Extracted material:
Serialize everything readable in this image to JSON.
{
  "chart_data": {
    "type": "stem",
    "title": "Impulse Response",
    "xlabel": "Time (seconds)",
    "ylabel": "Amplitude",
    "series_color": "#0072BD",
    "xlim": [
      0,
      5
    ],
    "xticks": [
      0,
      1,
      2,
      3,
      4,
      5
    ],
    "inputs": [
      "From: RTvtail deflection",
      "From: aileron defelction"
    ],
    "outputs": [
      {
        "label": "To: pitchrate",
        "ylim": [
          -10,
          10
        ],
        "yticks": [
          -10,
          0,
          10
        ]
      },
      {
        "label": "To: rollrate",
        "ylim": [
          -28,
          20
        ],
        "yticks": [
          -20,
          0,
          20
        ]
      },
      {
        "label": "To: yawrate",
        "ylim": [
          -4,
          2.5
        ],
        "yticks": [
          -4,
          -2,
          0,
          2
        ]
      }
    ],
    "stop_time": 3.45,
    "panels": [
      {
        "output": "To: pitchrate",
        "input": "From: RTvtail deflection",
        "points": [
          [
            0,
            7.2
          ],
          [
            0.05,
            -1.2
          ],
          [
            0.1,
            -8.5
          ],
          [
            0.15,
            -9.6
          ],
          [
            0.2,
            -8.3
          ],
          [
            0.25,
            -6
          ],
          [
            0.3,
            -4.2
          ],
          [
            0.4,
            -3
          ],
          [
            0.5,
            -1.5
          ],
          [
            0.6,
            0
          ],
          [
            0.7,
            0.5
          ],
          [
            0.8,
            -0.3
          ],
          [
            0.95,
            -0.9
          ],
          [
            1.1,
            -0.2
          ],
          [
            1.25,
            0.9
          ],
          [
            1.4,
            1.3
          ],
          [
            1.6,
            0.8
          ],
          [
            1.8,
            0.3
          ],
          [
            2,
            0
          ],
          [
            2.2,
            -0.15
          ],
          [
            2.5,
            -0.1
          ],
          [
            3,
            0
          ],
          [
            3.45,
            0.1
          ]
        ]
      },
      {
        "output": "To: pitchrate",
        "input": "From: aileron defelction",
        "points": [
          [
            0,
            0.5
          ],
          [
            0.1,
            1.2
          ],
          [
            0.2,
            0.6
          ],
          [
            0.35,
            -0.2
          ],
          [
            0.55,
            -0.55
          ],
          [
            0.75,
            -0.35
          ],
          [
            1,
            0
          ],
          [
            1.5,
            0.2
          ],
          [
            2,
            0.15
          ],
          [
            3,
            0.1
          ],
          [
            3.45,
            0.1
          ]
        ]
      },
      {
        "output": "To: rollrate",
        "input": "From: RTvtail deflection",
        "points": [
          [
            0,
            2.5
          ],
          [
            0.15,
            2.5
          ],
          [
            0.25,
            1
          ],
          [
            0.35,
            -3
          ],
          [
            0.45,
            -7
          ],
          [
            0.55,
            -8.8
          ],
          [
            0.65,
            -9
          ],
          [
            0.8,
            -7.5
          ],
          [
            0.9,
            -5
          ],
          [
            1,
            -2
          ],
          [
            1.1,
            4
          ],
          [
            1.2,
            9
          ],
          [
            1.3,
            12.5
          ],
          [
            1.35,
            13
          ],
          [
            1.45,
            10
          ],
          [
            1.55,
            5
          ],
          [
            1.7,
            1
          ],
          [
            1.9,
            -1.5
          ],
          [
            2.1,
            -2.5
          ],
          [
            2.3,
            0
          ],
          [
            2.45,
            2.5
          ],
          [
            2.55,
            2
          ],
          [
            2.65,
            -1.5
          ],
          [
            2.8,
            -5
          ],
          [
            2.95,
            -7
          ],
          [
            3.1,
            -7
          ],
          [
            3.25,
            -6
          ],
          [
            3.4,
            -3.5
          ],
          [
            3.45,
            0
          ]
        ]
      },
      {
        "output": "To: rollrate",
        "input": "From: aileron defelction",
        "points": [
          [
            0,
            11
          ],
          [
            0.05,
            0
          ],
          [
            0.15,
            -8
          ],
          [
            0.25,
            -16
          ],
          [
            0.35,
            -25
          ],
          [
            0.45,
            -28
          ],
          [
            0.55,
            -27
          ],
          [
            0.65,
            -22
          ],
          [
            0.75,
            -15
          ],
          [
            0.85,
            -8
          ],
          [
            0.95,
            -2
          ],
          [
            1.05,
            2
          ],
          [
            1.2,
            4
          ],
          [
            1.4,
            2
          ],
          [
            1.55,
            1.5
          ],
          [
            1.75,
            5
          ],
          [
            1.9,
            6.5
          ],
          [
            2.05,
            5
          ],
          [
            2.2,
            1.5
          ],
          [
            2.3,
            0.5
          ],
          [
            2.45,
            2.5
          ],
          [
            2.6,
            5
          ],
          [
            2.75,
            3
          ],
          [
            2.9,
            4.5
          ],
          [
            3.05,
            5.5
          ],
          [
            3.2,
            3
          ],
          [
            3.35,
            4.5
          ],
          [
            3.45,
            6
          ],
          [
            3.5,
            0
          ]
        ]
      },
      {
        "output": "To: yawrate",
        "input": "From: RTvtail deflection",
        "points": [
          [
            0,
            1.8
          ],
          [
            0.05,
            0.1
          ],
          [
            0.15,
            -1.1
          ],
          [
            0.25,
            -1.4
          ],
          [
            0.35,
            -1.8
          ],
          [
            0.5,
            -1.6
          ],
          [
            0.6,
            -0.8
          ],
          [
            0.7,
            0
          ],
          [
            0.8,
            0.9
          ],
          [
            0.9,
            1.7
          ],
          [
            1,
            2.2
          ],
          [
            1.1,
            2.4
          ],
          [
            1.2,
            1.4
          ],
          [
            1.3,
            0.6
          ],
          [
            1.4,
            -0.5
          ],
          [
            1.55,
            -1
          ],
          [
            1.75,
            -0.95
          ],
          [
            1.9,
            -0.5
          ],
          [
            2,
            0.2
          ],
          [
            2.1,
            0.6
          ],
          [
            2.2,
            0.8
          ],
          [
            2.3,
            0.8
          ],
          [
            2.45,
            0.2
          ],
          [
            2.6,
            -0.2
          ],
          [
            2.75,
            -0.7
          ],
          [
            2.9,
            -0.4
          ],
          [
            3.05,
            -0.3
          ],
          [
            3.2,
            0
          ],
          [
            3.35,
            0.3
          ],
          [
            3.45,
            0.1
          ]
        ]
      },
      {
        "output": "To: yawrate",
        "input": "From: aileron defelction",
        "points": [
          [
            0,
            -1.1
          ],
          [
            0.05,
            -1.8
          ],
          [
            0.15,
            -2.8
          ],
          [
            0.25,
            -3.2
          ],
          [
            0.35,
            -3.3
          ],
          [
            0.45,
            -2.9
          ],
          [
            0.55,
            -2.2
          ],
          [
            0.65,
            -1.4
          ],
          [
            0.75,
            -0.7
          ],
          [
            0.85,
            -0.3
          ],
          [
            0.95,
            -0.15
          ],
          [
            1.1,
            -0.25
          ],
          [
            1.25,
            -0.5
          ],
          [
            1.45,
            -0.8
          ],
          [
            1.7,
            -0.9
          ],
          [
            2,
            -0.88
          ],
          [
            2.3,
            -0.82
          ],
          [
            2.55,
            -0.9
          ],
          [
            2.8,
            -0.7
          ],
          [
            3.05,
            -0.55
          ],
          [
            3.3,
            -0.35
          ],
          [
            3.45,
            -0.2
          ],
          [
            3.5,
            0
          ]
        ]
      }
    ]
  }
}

Exercise instructions:
Print out all the entries precisely as written.

Answer below:
Serialize everything readable in this image to JSON.
{
  "chart_data": {
    "type": "stem",
    "title": "Impulse Response",
    "xlabel": "Time (seconds)",
    "ylabel": "Amplitude",
    "series_color": "#0072BD",
    "xlim": [
      0,
      5
    ],
    "xticks": [
      0,
      1,
      2,
      3,
      4,
      5
    ],
    "inputs": [
      "From: RTvtail deflection",
      "From: aileron defelction"
    ],
    "outputs": [
      {
        "label": "To: pitchrate",
        "ylim": [
          -10,
          10
        ],
        "yticks": [
          -10,
          0,
          10
        ]
      },
      {
        "label": "To: rollrate",
        "ylim": [
          -28,
          20
        ],
        "yticks": [
          -20,
          0,
          20
        ]
      },
      {
        "label": "To: yawrate",
        "ylim": [
          -4,
          2.5
        ],
        "yticks": [
          -4,
          -2,
          0,
          2
        ]
      }
    ],
    "stop_time": 3.45,
    "panels": [
      {
        "output": "To: pitchrate",
        "input": "From: RTvtail deflection",
        "points": [
          [
            0,
            7.2
          ],
          [
            0.05,
            -1.2
          ],
          [
            0.1,
            -8.5
          ],
          [
            0.15,
            -9.6
          ],
          [
            0.2,
            -8.3
          ],
          [
            0.25,
            -6
          ],
          [
            0.3,
            -4.2
          ],
          [
            0.4,
            -3
          ],
          [
            0.5,
            -1.5
          ],
          [
            0.6,
            0
          ],
          [
            0.7,
            0.5
          ],
          [
            0.8,
            -0.3
          ],
          [
            0.95,
            -0.9
          ],
          [
            1.1,
            -0.2
          ],
          [
            1.25,
            0.9
          ],
          [
            1.4,
            1.3
          ],
          [
            1.6,
            0.8
          ],
          [
            1.8,
            0.3
          ],
          [
            2,
            0
          ],
          [
            2.2,
            -0.15
          ],
          [
            2.5,
            -0.1
          ],
          [
            3,
            0
          ],
          [
            3.45,
            0.1
          ]
        ]
      },
      {
        "output": "To: pitchrate",
        "input": "From: aileron defelction",
        "points": [
          [
            0,
            0.5
          ],
          [
            0.1,
            1.2
          ],
          [
            0.2,
            0.6
          ],
          [
            0.35,
            -0.2
          ],
          [
            0.55,
            -0.55
          ],
          [
            0.75,
            -0.35
          ],
          [
            1,
            0
          ],
          [
            1.5,
            0.2
          ],
          [
            2,
            0.15
          ],
          [
            3,
            0.1
          ],
          [
            3.45,
            0.1
          ]
        ]
      },
      {
        "output": "To: rollrate",
        "input": "From: RTvtail deflection",
        "points": [
          [
            0,
            2.5
          ],
          [
            0.15,
            2.5
          ],
          [
            0.25,
            1
          ],
          [
            0.35,
            -3
          ],
          [
            0.45,
            -7
          ],
          [
            0.55,
            -8.8
          ],
          [
            0.65,
            -9
          ],
          [
            0.8,
            -7.5
          ],
          [
            0.9,
            -5
          ],
          [
            1,
            -2
          ],
          [
            1.1,
            4
          ],
          [
            1.2,
            9
          ],
          [
            1.3,
            12.5
          ],
          [
            1.35,
            13
          ],
          [
            1.45,
            10
          ],
          [
            1.55,
            5
          ],
          [
            1.7,
            1
          ],
          [
            1.9,
            -1.5
          ],
          [
            2.1,
            -2.5
          ],
          [
            2.3,
            0
          ],
          [
            2.45,
            2.5
          ],
          [
            2.55,
            2
          ],
          [
            2.65,
            -1.5
          ],
          [
            2.8,
            -5
          ],
          [
            2.95,
            -7
          ],
          [
            3.1,
            -7
          ],
          [
            3.25,
            -6
          ],
          [
            3.4,
            -3.5
          ],
          [
            3.45,
            0
          ]
        ]
      },
      {
        "output": "To: rollrate",
        "input": "From: aileron defelction",
        "points": [
          [
            0,
            11
          ],
          [
            0.05,
            0
          ],
          [
            0.15,
            -8
          ],
          [
            0.25,
            -16
          ],
          [
            0.35,
            -25
          ],
          [
            0.45,
            -28
          ],
          [
            0.55,
            -27
          ],
          [
            0.65,
            -22
          ],
          [
            0.75,
            -15
          ],
          [
            0.85,
            -8
          ],
          [
            0.95,
            -2
          ],
          [
            1.05,
            2
          ],
          [
            1.2,
            4
          ],
          [
            1.4,
            2
          ],
          [
            1.55,
            1.5
          ],
          [
            1.75,
            5
          ],
          [
            1.9,
            6.5
          ],
          [
            2.05,
            5
          ],
          [
            2.2,
            1.5
          ],
          [
            2.3,
            0.5
          ],
          [
            2.45,
            2.5
          ],
          [
            2.6,
            5
          ],
          [
            2.75,
            3
          ],
          [
            2.9,
            4.5
          ],
          [
            3.05,
            5.5
          ],
          [
            3.2,
            3
          ],
          [
            3.35,
            4.5
          ],
          [
            3.45,
            6
          ],
          [
            3.5,
            0
          ]
        ]
      },
      {
        "output": "To: yawrate",
        "input": "From: RTvtail deflection",
        "points": [
          [
            0,
            1.8
          ],
          [
            0.05,
            0.1
          ],
          [
            0.15,
            -1.1
          ],
          [
            0.25,
            -1.4
          ],
          [
            0.35,
            -1.8
          ],
          [
            0.5,
            -1.6
          ],
          [
            0.6,
            -0.8
          ],
          [
            0.7,
            0
          ],
          [
            0.8,
            0.9
          ],
          [
            0.9,
            1.7
          ],
          [
            1,
            2.2
          ],
          [
            1.1,
            2.4
          ],
          [
            1.2,
            1.4
          ],
          [
            1.3,
            0.6
          ],
          [
            1.4,
            -0.5
          ],
          [
            1.55,
            -1
          ],
          [
            1.75,
            -0.95
          ],
          [
            1.9,
            -0.5
          ],
          [
            2,
            0.2
          ],
          [
            2.1,
            0.6
          ],
          [
            2.2,
            0.8
          ],
          [
            2.3,
            0.8
          ],
          [
            2.45,
            0.2
          ],
          [
            2.6,
            -0.2
          ],
          [
            2.75,
            -0.7
          ],
          [
            2.9,
            -0.4
          ],
          [
            3.05,
            -0.3
          ],
          [
            3.2,
            0
          ],
          [
            3.35,
            0.3
          ],
          [
            3.45,
            0.1
          ]
        ]
      },
      {
        "output": "To: yawrate",
        "input": "From: aileron defelction",
        "points": [
          [
            0,
            -1.1
          ],
          [
            0.05,
            -1.8
          ],
          [
            0.15,
            -2.8
          ],
          [
            0.25,
            -3.2
          ],
          [
            0.35,
            -3.3
          ],
          [
            0.45,
            -2.9
          ],
          [
            0.55,
            -2.2
          ],
          [
            0.65,
            -1.4
          ],
          [
            0.75,
            -0.7
          ],
          [
            0.85,
            -0.3
          ],
          [
            0.95,
            -0.15
          ],
          [
            1.1,
            -0.25
          ],
          [
            1.25,
            -0.5
          ],
          [
            1.45,
            -0.8
          ],
          [
            1.7,
            -0.9
          ],
          [
            2,
            -0.88
          ],
          [
            2.3,
            -0.82
          ],
          [
            2.55,
            -0.9
          ],
          [
            2.8,
            -0.7
          ],
          [
            3.05,
            -0.55
          ],
          [
            3.3,
            -0.35
          ],
          [
            3.45,
            -0.2
          ],
          [
            3.5,
            0
          ]
        ]
      }
    ]
  }
}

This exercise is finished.